Task | Each line of the material below that holds the word "type" needs to be copied.

The records |
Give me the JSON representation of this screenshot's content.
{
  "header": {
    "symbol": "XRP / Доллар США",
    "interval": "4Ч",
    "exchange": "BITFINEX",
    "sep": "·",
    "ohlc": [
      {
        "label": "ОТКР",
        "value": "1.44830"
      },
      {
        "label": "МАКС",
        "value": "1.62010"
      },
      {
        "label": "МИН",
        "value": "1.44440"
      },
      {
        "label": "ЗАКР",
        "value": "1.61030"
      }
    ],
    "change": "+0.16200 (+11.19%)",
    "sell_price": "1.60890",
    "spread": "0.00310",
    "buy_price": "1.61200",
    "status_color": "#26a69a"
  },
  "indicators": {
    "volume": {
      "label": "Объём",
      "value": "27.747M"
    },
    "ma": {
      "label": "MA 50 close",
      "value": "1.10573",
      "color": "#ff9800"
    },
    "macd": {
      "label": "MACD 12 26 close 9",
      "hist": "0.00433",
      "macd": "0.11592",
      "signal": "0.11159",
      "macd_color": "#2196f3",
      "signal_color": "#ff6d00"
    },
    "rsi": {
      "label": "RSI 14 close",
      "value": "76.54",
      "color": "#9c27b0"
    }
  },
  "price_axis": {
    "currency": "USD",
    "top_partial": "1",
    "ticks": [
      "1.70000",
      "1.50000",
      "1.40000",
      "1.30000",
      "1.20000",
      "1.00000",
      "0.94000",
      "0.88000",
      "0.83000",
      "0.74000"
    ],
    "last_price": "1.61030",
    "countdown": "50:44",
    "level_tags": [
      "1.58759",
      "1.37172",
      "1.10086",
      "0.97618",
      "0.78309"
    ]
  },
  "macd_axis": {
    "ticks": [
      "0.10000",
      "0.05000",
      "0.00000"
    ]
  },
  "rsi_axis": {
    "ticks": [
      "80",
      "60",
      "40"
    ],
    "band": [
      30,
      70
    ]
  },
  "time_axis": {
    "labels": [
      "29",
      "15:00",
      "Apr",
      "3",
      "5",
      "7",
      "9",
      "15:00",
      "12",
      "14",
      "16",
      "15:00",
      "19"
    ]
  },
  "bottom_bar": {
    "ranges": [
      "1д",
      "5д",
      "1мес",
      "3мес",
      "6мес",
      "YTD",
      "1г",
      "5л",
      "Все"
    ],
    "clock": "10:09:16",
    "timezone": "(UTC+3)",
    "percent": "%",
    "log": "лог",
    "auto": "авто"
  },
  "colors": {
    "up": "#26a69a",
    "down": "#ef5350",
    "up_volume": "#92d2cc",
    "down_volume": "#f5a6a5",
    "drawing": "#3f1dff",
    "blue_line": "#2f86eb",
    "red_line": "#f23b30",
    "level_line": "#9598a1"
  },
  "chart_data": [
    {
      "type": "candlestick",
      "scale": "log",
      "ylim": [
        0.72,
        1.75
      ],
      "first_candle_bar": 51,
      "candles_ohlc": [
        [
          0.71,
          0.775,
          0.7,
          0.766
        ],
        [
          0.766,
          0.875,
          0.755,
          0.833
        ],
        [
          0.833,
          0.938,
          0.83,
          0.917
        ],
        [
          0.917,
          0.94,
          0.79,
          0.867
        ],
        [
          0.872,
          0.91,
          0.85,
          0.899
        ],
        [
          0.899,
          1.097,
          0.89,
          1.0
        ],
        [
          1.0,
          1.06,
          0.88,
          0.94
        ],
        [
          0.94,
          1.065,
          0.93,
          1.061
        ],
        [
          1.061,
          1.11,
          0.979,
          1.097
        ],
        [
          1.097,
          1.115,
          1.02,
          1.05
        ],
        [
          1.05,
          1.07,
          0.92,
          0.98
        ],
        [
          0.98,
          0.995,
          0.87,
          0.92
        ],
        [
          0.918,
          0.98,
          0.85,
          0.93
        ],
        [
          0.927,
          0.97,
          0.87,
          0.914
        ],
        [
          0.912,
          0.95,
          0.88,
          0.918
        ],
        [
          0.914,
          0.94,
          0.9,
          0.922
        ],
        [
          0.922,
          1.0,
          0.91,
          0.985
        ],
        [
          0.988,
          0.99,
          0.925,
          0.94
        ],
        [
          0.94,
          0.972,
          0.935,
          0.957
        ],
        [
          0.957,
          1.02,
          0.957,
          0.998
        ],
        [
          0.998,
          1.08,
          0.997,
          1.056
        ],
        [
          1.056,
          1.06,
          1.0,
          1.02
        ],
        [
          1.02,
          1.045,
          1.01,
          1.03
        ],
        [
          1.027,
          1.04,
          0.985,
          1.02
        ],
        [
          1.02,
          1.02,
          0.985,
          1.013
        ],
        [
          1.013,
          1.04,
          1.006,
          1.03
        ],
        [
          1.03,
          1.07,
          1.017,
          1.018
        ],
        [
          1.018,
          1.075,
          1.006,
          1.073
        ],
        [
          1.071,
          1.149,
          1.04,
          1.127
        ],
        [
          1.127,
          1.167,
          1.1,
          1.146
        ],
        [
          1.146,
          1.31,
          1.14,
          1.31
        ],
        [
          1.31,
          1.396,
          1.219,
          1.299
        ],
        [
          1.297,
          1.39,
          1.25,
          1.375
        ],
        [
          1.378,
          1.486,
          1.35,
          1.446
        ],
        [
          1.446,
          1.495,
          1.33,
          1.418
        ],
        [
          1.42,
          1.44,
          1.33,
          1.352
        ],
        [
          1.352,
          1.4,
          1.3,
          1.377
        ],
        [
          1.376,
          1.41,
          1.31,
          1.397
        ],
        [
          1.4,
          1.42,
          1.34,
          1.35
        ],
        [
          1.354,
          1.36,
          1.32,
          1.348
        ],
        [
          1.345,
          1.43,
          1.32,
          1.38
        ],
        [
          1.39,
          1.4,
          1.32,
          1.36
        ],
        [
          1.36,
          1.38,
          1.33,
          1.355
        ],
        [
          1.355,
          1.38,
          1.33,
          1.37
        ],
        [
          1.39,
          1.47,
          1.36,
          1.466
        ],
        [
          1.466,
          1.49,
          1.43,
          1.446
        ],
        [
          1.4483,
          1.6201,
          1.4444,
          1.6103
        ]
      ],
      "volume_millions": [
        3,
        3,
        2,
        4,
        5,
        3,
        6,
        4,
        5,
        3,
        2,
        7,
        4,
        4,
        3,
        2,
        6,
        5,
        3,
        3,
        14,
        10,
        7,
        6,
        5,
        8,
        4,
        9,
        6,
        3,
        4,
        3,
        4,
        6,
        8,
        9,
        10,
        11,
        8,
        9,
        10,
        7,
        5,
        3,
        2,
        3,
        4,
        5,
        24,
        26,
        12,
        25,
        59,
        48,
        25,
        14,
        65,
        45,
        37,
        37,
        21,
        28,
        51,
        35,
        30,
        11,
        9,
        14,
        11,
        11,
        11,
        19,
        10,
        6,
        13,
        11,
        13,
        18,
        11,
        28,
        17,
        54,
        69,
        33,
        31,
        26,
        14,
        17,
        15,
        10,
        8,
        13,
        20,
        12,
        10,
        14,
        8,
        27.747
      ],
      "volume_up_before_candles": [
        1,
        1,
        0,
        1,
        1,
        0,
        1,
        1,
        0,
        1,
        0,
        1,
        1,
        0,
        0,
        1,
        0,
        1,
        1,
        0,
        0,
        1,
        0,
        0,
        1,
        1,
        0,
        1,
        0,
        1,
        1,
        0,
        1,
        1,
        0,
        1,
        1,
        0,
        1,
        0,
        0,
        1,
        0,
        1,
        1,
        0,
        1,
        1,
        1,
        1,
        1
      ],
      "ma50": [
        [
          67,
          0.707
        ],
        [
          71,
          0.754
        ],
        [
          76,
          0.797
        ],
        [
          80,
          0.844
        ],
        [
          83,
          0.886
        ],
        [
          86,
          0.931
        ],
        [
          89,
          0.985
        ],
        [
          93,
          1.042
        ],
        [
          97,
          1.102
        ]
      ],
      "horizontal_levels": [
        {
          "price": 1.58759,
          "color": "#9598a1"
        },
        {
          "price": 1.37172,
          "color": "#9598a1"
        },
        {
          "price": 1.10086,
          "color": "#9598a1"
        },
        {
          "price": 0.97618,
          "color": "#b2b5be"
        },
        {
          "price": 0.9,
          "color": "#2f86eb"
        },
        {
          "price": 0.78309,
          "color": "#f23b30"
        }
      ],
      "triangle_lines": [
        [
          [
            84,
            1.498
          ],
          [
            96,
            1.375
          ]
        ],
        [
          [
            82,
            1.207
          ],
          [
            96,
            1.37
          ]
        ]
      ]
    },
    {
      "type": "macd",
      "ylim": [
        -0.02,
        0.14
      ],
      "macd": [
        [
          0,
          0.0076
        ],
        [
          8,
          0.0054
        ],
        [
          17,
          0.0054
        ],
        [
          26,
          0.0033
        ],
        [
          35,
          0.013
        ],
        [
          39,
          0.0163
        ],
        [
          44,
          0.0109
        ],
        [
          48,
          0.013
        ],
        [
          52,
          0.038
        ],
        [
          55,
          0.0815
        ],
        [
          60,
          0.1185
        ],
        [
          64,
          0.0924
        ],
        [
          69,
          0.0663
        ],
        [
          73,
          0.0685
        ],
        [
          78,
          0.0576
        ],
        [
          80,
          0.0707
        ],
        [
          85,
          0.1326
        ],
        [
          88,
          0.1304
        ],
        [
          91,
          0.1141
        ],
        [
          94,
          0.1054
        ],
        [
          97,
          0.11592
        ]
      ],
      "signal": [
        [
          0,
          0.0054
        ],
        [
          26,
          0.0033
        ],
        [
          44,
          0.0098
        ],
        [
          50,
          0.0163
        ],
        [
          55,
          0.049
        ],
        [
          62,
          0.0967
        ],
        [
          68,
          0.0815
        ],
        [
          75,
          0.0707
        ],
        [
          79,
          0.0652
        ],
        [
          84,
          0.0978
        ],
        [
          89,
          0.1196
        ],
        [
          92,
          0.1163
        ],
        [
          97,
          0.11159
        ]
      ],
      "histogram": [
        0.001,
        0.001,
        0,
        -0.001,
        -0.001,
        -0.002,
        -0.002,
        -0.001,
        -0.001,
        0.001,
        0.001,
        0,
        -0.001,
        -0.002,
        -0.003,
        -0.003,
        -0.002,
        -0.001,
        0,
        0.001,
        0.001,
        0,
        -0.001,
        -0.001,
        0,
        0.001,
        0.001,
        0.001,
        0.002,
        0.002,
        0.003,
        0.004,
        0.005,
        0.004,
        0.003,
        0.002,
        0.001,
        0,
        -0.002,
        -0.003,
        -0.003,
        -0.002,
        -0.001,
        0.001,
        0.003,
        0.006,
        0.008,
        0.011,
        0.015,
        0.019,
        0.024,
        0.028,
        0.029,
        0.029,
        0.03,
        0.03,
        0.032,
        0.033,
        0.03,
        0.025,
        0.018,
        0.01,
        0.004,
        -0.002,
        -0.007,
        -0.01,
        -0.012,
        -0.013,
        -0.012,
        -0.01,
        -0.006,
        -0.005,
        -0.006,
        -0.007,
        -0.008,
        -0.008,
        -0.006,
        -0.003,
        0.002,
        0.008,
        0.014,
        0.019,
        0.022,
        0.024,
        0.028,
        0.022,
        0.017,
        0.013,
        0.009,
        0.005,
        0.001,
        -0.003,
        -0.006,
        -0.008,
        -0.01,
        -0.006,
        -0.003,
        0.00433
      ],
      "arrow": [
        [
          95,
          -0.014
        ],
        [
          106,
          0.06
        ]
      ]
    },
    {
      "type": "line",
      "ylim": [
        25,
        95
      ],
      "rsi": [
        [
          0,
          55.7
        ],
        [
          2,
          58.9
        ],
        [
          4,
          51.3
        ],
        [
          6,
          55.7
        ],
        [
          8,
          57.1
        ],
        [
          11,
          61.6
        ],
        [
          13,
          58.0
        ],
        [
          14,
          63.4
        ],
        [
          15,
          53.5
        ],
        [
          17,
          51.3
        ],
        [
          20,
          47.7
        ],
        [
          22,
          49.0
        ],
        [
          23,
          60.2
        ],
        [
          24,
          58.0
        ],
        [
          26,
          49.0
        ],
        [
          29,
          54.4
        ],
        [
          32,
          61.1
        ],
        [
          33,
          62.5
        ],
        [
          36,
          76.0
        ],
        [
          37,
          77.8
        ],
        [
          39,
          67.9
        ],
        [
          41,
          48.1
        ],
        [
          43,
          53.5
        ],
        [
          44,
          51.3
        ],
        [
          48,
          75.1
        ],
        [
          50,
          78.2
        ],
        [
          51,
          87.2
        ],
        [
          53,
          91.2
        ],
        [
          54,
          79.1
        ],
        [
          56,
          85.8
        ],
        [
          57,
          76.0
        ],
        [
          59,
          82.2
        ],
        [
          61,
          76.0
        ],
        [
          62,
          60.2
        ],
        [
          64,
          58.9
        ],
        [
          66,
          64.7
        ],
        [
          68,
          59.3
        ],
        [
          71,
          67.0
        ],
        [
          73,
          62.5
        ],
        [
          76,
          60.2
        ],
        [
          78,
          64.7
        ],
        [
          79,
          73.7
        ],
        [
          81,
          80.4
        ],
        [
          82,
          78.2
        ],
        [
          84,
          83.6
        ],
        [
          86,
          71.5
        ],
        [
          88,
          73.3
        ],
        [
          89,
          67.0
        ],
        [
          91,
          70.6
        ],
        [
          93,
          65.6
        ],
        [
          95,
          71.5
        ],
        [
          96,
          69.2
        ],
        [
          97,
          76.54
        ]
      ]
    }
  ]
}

In response |
      "type": "candlestick",
      "type": "macd",
      "type": "line",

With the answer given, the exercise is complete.